#### Source data

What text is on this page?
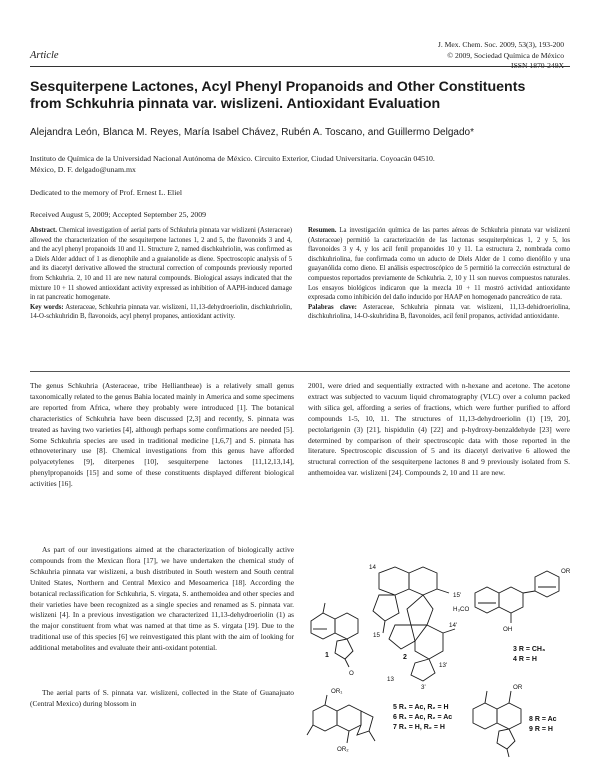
Article
J. Mex. Chem. Soc. 2009, 53(3), 193-200
© 2009, Sociedad Química de México
Sesquiterpene Lactones, Acyl Phenyl Propanoids and Other Constituents
from Schkuhria pinnata var. wislizeni. Antioxidant Evaluation
Alejandra León, Blanca M. Reyes, María Isabel Chávez, Rubén A. Toscano, and Guillermo Delgado*
Instituto de Química de la Universidad Nacional Autónoma de México. Circuito Exterior, Ciudad Universitaria. Coyoacán 04510.
México, D. F. delgado@unam.mx
Dedicated to the memory of Prof. Ernest L. Eliel
Received August 5, 2009; Accepted September 25, 2009
Abstract. Chemical investigation of aerial parts of Schkuhria pinnata var wislizeni (Asteraceae) allowed the characterization of the sesquiterpene lactones 1, 2 and 5, the flavonoids 3 and 4, and the acyl phenyl propanoids 10 and 11. Structure 2, named dischkuhriolin, was confirmed as a Diels Alder adduct of 1 as dienophile and a guaianolide as diene. Spectroscopic analysis of 5 and its diacetyl derivative allowed the structural correction of compounds previously reported from Schkuhria. 2, 10 and 11 are new natural compounds. Biological assays indicated that the mixture 10 + 11 showed antioxidant activity expressed as inhibition of AAPH-induced damage in rat pancreatic homogenate.
Key words: Asteraceae, Schkuhria pinnata var. wislizeni, 11,13-dehydroeriolin, dischkuhriolin, 14-O-schkuhridin B, flavonoids, acyl phenyl propanes, antioxidant activity.
Resumen. La investigación química de las partes aéreas de Schkuhria pinnata var wislizeni (Asteraceae) permitió la caracterización de las lactonas sesquiterpénicas 1, 2 y 5, los flavonoides 3 y 4, y los acil fenil propanoides 10 y 11. La estructura 2, nombrada como dischkuhriolina, fue confirmada como un aducto de Diels Alder de 1 como dienófilo y una guayanólida como dieno. El análisis espectroscópico de 5 permitió la corrección estructural de compuestos reportados previamente de Schkuhria. 2, 10 y 11 son nuevos compuestos naturales. Los ensayos biológicos indicaron que la mezcla 10 + 11 mostró actividad antioxidante expresada como inhibición del daño inducido por HAAP en homogenado pancreático de rata.
Palabras clave: Asteraceae, Schkuhria pinnata var. wislizeni, 11,13-dehidroeriolina, dischkuhriolina, 14-O-skuhridina B, flavonoides, acil fenil propanos, actividad antioxidante.
The genus Schkuhria (Asteraceae, tribe Helliantheae) is a relatively small genus taxonomically related to the genus Bahia located mainly in America and some specimens are reported from Africa, where they probably were introduced [1]. The botanical characteristics of Schkuhria have been discussed [2,3] and recently, S. pinnata was treated as having two varieties [4], although perhaps some confirmations are needed [5]. Some Schkuhria species are used in traditional medicine [1,6,7] and S. pinnata has ethnoveterinary use [8]. Chemical investigations from this genus have afforded polyacetylenes [9], diterpenes [10], sesquiterpene lactones [11,12,13,14], phenylpropanoids [15] and some of these constituents displayed different biological activities [16].
As part of our investigations aimed at the characterization of biologically active compounds from the Mexican flora [17], we have undertaken the chemical study of Schkuhria pinnata var wislizeni, a bush distributed in South western and South central United States, Northern and Central Mexico and Mesoamerica [18]. According the botanical reclassification for Schkuhria, S. virgata, S. anthemoidea and other species and their varieties have been recognized as a single species and renamed as S. pinnata var. wislizeni [4]. In a previous investigation we characterized 11,13-dehydroeriolin (1) as the major constituent from what was named at that time as S. virgata [19]. Due to the traditional use of this species [6] we reinvestigated this plant with the aim of looking for additional metabolites and evaluate their anti-oxidant potential.
The aerial parts of S. pinnata var. wislizeni, collected in the State of Guanajuato (Central Mexico) during blossom in
2001, were dried and sequentially extracted with n-hexane and acetone. The acetone extract was subjected to vacuum liquid chromatography (VLC) over a column packed with silica gel, affording a series of fractions, which were further purified to afford compounds 1-5, 10, 11. The structures of 11,13-dehydroeriolin (1) [19, 20], pectolarigenin (3) [21], hispidulin (4) [22] and p-hydroxy-benzaldehyde [23] were determined by comparison of their spectroscopic data with those reported in the literature. Spectroscopic discussion of 5 and its diacetyl derivative 6 allowed the structural correction of the sesquiterpene lactones 8 and 9 previously isolated from S. anthemoidea var. wislizeni [24]. Compounds 2, 10 and 11 are new.
14
15'
14'
13'
15
13
3'
O
OR
H₃CO
OH
OR₁
OR₂
OR
1	2
3 R = CH₃
4 R = H
5 R₁ = Ac, R₂ = H
6 R₁ = Ac, R₂ = Ac
7 R₁ = H, R₂ = H
8 R = Ac
9 R = H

########

— Exercise goal —
Could you count how many lines of the listing above contain the word "Central" and give only that number?

— Solution below —
2